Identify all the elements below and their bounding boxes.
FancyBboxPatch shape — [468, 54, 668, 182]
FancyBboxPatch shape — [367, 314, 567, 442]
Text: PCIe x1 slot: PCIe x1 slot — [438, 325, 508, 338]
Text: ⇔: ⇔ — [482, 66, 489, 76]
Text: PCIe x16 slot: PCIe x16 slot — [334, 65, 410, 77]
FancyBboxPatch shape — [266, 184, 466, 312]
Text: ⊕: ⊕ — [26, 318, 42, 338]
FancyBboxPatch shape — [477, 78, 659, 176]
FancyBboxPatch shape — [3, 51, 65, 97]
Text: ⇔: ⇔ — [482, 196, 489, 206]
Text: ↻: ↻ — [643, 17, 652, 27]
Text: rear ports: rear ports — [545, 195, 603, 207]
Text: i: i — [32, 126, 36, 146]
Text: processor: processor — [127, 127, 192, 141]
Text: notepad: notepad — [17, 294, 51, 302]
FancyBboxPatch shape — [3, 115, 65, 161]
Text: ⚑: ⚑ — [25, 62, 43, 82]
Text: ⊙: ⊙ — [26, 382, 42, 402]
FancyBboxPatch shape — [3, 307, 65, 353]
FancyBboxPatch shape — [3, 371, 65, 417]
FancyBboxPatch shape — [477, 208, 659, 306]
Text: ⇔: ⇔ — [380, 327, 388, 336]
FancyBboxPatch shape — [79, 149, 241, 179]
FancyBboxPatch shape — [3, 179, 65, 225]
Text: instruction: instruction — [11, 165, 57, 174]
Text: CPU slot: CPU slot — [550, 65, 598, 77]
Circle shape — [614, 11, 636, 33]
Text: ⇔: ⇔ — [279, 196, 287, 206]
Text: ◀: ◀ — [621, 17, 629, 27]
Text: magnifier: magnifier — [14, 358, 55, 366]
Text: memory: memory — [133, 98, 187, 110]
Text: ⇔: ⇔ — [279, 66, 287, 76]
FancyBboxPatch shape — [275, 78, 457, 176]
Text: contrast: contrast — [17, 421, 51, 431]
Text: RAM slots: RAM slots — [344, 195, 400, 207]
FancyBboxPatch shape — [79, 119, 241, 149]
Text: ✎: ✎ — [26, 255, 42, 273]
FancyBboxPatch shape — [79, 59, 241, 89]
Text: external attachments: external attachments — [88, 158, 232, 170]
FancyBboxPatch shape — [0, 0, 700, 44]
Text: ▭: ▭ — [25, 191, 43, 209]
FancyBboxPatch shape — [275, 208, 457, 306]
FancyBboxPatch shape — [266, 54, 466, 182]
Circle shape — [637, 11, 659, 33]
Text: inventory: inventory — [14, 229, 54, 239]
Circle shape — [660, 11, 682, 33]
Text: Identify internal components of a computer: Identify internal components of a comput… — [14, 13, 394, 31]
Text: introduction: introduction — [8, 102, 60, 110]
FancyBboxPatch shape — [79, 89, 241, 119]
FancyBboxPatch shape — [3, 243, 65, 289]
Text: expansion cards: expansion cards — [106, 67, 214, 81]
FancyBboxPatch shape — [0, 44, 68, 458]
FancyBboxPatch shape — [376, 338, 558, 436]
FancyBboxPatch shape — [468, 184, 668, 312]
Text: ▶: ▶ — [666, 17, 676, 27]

══════════════════════════════

* [Instructions to follow]: Can you copy out, unchanged, everything from the start of the records down to the line containing "FancyBboxPatch shape — [3, 371, 65, 417]", including that line?

* [Exercise output]:
Identify all the elements below and their bounding boxes.
FancyBboxPatch shape — [468, 54, 668, 182]
FancyBboxPatch shape — [367, 314, 567, 442]
Text: PCIe x1 slot: PCIe x1 slot — [438, 325, 508, 338]
Text: ⇔: ⇔ — [482, 66, 489, 76]
Text: PCIe x16 slot: PCIe x16 slot — [334, 65, 410, 77]
FancyBboxPatch shape — [266, 184, 466, 312]
Text: ⊕: ⊕ — [26, 318, 42, 338]
FancyBboxPatch shape — [477, 78, 659, 176]
FancyBboxPatch shape — [3, 51, 65, 97]
Text: ⇔: ⇔ — [482, 196, 489, 206]
Text: ↻: ↻ — [643, 17, 652, 27]
Text: rear ports: rear ports — [545, 195, 603, 207]
Text: i: i — [32, 126, 36, 146]
Text: processor: processor — [127, 127, 192, 141]
Text: notepad: notepad — [17, 294, 51, 302]
FancyBboxPatch shape — [3, 115, 65, 161]
Text: ⚑: ⚑ — [25, 62, 43, 82]
Text: ⊙: ⊙ — [26, 382, 42, 402]
FancyBboxPatch shape — [3, 307, 65, 353]
FancyBboxPatch shape — [3, 371, 65, 417]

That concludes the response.